Supplied data -
....

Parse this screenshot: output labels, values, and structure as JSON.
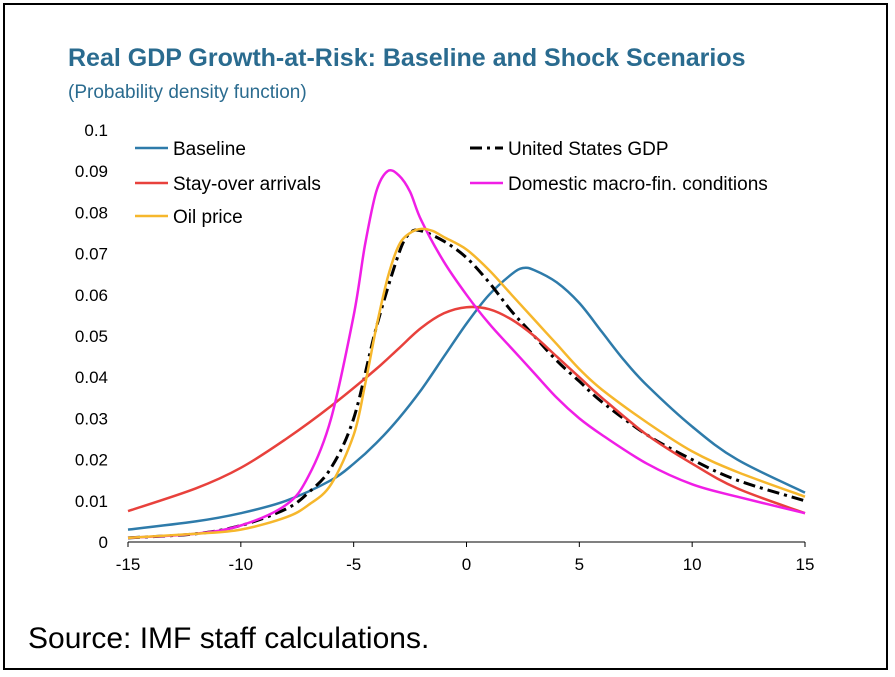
{
  "source_note": "Source: IMF staff calculations.",
  "chart_data": {
    "type": "line",
    "title": "Real GDP Growth-at-Risk: Baseline and Shock Scenarios",
    "subtitle": "(Probability density function)",
    "xlim": [
      -15,
      15
    ],
    "ylim": [
      0,
      0.1
    ],
    "xticks": [
      "-15",
      "-10",
      "-5",
      "0",
      "5",
      "10",
      "15"
    ],
    "yticks": [
      "0",
      "0.01",
      "0.02",
      "0.03",
      "0.04",
      "0.05",
      "0.06",
      "0.07",
      "0.08",
      "0.09",
      "0.1"
    ],
    "legend_position": "top",
    "series": [
      {
        "name": "Baseline",
        "color": "#2e7baa",
        "style": "solid",
        "x": [
          -15,
          -12,
          -10,
          -8,
          -6,
          -5,
          -4,
          -3,
          -2,
          -1,
          0,
          1,
          2,
          2.5,
          3,
          4,
          5,
          6,
          7,
          8,
          10,
          12,
          15
        ],
        "y": [
          0.003,
          0.005,
          0.007,
          0.01,
          0.015,
          0.019,
          0.024,
          0.03,
          0.037,
          0.045,
          0.053,
          0.06,
          0.065,
          0.0665,
          0.066,
          0.063,
          0.058,
          0.051,
          0.044,
          0.038,
          0.028,
          0.02,
          0.012
        ]
      },
      {
        "name": "United States GDP",
        "color": "#000000",
        "style": "dashdot",
        "x": [
          -15,
          -12,
          -10,
          -8,
          -7,
          -6,
          -5,
          -4,
          -3,
          -2.5,
          -2,
          -1,
          0,
          1,
          2,
          3,
          4,
          5,
          6,
          8,
          10,
          12,
          15
        ],
        "y": [
          0.001,
          0.002,
          0.004,
          0.008,
          0.012,
          0.018,
          0.03,
          0.052,
          0.07,
          0.075,
          0.0755,
          0.073,
          0.069,
          0.063,
          0.056,
          0.05,
          0.044,
          0.039,
          0.034,
          0.026,
          0.02,
          0.015,
          0.01
        ]
      },
      {
        "name": "Stay-over arrivals",
        "color": "#e8413c",
        "style": "solid",
        "x": [
          -15,
          -12,
          -10,
          -8,
          -6,
          -4,
          -3,
          -2,
          -1,
          0,
          1,
          2,
          3,
          4,
          5,
          6,
          8,
          10,
          12,
          15
        ],
        "y": [
          0.0075,
          0.013,
          0.018,
          0.025,
          0.033,
          0.042,
          0.047,
          0.052,
          0.0555,
          0.057,
          0.0565,
          0.054,
          0.05,
          0.045,
          0.04,
          0.035,
          0.026,
          0.019,
          0.013,
          0.007
        ]
      },
      {
        "name": "Domestic macro-fin. conditions",
        "color": "#f01ee6",
        "style": "solid",
        "x": [
          -15,
          -12,
          -10,
          -8,
          -7,
          -6,
          -5,
          -4.5,
          -4,
          -3.5,
          -3,
          -2.5,
          -2,
          -1,
          0,
          1,
          2,
          3,
          4,
          5,
          6,
          8,
          10,
          12,
          15
        ],
        "y": [
          0.001,
          0.002,
          0.004,
          0.009,
          0.016,
          0.03,
          0.055,
          0.072,
          0.085,
          0.09,
          0.089,
          0.085,
          0.078,
          0.068,
          0.06,
          0.053,
          0.047,
          0.041,
          0.035,
          0.03,
          0.026,
          0.019,
          0.014,
          0.011,
          0.007
        ]
      },
      {
        "name": "Oil price",
        "color": "#f6b72c",
        "style": "solid",
        "x": [
          -15,
          -12,
          -10,
          -8,
          -7,
          -6,
          -5,
          -4.5,
          -4,
          -3.5,
          -3,
          -2.5,
          -2,
          -1.5,
          -1,
          0,
          1,
          2,
          3,
          4,
          5,
          6,
          8,
          10,
          12,
          15
        ],
        "y": [
          0.001,
          0.002,
          0.003,
          0.006,
          0.009,
          0.014,
          0.026,
          0.038,
          0.052,
          0.064,
          0.072,
          0.075,
          0.076,
          0.0755,
          0.074,
          0.071,
          0.066,
          0.06,
          0.054,
          0.048,
          0.042,
          0.037,
          0.029,
          0.022,
          0.017,
          0.011
        ]
      }
    ]
  }
}
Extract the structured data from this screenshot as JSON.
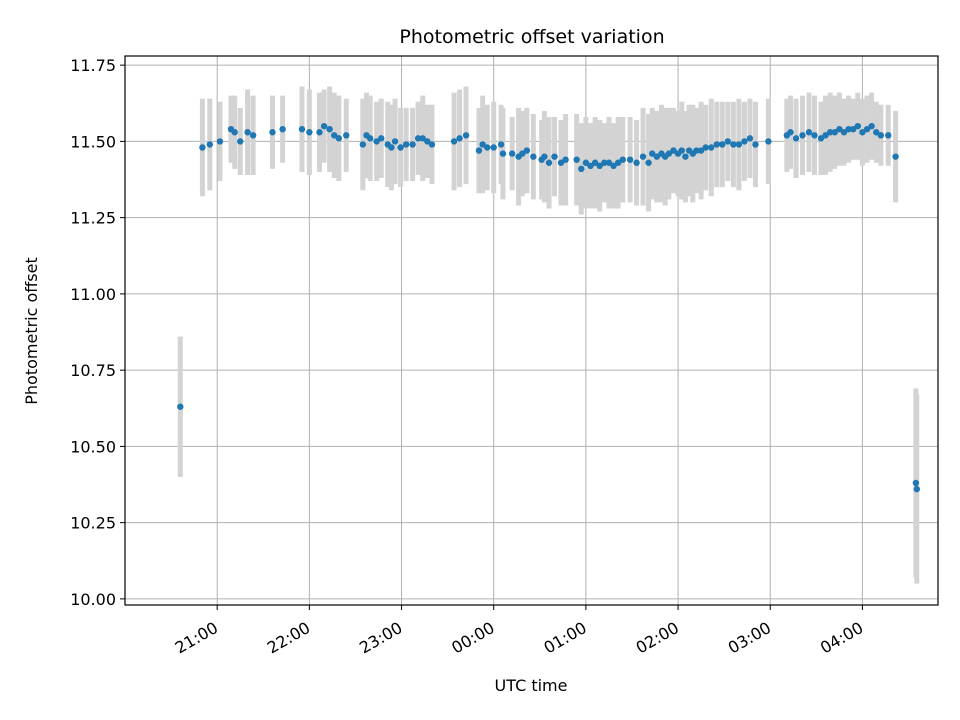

....

Task objective - Above are the entries; count how many of their lines contain the word "Baseline" and give only that number.

Task output - 2